■ Description of the task ■
The data must be written out once more, precisely as given.

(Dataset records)
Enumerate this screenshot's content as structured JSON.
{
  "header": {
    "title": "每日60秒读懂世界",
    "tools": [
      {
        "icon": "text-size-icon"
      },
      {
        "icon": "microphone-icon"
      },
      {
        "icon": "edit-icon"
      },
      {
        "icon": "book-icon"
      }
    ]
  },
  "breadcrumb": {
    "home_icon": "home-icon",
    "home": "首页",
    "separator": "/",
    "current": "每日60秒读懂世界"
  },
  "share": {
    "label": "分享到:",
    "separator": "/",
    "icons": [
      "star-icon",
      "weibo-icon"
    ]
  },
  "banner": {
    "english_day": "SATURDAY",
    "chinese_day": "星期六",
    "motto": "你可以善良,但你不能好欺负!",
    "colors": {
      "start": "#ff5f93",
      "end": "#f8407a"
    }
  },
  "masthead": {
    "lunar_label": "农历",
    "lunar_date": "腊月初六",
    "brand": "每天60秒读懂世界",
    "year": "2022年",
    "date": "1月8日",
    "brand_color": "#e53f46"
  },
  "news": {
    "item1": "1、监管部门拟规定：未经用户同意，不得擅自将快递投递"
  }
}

■ Answer in full ■
Enumerate this screenshot's content as structured JSON.
{
  "header": {
    "title": "每日60秒读懂世界",
    "tools": [
      {
        "icon": "text-size-icon"
      },
      {
        "icon": "microphone-icon"
      },
      {
        "icon": "edit-icon"
      },
      {
        "icon": "book-icon"
      }
    ]
  },
  "breadcrumb": {
    "home_icon": "home-icon",
    "home": "首页",
    "separator": "/",
    "current": "每日60秒读懂世界"
  },
  "share": {
    "label": "分享到:",
    "separator": "/",
    "icons": [
      "star-icon",
      "weibo-icon"
    ]
  },
  "banner": {
    "english_day": "SATURDAY",
    "chinese_day": "星期六",
    "motto": "你可以善良,但你不能好欺负!",
    "colors": {
      "start": "#ff5f93",
      "end": "#f8407a"
    }
  },
  "masthead": {
    "lunar_label": "农历",
    "lunar_date": "腊月初六",
    "brand": "每天60秒读懂世界",
    "year": "2022年",
    "date": "1月8日",
    "brand_color": "#e53f46"
  },
  "news": {
    "item1": "1、监管部门拟规定：未经用户同意，不得擅自将快递投递"
  }
}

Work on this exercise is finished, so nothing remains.